--- start Dataset excerpts ---

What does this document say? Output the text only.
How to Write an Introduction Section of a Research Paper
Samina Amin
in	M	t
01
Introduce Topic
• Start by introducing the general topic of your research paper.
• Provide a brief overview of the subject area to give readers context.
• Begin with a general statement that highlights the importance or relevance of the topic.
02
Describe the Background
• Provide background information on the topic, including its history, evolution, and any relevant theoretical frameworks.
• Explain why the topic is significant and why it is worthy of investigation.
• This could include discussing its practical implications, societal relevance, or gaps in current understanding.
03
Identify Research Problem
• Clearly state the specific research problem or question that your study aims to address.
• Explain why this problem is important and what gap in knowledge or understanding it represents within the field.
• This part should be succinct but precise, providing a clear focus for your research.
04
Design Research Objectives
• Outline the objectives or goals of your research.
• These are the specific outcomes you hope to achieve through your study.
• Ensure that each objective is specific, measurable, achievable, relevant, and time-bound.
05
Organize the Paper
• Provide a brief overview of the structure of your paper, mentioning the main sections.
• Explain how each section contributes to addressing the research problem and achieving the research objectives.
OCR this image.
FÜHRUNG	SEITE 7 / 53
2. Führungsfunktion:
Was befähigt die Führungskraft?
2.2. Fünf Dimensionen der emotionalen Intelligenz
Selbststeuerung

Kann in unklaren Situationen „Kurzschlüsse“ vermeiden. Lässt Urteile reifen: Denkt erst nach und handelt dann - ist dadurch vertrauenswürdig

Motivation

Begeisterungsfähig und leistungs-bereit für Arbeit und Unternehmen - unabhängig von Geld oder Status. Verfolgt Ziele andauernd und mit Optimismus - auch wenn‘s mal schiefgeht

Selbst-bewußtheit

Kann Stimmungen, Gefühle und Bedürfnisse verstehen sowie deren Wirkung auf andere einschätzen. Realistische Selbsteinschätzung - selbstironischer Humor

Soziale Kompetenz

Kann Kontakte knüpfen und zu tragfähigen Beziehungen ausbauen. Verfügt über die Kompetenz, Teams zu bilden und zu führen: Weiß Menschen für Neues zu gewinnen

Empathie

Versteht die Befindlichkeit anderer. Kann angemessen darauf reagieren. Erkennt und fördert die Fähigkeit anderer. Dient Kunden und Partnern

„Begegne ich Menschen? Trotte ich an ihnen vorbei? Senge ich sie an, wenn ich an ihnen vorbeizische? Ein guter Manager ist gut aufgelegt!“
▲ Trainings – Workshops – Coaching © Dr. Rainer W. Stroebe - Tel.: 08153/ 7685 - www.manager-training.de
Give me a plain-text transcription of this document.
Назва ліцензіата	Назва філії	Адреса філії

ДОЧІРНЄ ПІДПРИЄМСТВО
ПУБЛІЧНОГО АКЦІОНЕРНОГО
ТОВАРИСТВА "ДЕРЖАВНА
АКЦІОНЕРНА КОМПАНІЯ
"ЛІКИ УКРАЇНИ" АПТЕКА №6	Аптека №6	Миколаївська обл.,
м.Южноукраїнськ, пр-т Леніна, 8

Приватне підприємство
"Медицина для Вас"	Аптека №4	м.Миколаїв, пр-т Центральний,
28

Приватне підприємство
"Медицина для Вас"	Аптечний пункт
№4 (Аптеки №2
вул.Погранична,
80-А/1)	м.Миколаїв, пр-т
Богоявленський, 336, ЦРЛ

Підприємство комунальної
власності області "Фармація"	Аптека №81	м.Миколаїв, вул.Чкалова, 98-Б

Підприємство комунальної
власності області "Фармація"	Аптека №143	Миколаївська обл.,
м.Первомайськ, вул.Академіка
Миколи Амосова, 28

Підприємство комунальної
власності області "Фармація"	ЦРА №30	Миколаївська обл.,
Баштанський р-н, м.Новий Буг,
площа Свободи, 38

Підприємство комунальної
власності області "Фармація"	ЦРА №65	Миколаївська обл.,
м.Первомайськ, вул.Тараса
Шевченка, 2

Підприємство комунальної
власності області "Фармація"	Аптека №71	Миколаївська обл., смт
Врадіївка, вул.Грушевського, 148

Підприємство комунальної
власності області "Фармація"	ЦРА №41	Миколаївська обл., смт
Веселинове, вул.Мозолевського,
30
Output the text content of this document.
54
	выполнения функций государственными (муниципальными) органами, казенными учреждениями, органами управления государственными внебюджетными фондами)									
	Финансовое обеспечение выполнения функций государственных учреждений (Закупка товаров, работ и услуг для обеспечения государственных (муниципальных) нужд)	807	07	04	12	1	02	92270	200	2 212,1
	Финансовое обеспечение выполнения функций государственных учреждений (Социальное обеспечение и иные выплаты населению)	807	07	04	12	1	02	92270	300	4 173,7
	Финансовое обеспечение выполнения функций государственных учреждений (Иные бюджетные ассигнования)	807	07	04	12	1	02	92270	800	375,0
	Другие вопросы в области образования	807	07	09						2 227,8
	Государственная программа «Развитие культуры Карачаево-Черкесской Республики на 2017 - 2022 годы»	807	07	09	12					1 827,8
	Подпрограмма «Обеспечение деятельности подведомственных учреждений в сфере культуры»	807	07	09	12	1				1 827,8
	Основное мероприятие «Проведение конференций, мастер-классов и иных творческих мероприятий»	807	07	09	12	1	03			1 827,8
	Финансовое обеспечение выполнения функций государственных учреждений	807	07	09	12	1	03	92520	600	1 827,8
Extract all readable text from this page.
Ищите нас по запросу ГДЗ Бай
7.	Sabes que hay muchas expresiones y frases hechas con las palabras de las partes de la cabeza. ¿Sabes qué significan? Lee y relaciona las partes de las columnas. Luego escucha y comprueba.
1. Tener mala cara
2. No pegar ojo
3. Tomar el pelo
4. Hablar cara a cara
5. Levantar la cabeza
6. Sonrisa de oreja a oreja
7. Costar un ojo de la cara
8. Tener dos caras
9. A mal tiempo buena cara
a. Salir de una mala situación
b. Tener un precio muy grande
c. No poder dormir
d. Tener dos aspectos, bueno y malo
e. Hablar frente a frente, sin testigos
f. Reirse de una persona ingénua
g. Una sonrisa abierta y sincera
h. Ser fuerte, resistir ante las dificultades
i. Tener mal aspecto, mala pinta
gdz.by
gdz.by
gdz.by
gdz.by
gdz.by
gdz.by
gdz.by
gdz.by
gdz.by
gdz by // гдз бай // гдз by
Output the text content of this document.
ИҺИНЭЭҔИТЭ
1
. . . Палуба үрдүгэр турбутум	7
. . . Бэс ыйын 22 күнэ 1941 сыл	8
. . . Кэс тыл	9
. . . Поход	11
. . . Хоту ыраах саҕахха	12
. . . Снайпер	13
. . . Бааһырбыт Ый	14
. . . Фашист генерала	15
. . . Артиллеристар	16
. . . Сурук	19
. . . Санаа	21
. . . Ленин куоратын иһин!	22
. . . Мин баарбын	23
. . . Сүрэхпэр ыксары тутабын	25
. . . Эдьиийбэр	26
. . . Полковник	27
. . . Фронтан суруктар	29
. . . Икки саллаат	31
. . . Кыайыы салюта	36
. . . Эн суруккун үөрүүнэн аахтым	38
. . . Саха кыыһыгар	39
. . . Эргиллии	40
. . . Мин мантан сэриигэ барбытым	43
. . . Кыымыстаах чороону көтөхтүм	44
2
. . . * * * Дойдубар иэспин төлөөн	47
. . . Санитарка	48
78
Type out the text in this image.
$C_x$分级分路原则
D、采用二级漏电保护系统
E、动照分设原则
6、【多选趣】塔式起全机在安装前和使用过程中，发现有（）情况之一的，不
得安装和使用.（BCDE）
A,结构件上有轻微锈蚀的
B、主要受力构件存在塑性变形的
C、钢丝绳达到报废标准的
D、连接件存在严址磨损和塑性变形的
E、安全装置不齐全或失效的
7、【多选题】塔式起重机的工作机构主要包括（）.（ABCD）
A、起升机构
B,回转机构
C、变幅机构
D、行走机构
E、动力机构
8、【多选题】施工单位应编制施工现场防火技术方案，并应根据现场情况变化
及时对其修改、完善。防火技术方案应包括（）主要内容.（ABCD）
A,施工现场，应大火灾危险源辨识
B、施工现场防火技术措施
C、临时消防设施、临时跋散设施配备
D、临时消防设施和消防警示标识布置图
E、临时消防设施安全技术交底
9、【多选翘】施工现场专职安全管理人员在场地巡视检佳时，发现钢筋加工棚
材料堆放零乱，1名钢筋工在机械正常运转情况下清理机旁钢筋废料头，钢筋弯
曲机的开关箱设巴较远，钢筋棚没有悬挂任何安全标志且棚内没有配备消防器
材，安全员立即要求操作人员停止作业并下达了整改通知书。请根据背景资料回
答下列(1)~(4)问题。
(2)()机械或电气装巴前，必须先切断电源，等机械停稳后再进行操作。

--- end Dataset excerpts ---

Task instructions: Pull out all lines from the listing that contain the string "ABCD".

Right answer:
7、【多选题】塔式起重机的工作机构主要包括（）.（ABCD）
及时对其修改、完善。防火技术方案应包括（）主要内容.（ABCD）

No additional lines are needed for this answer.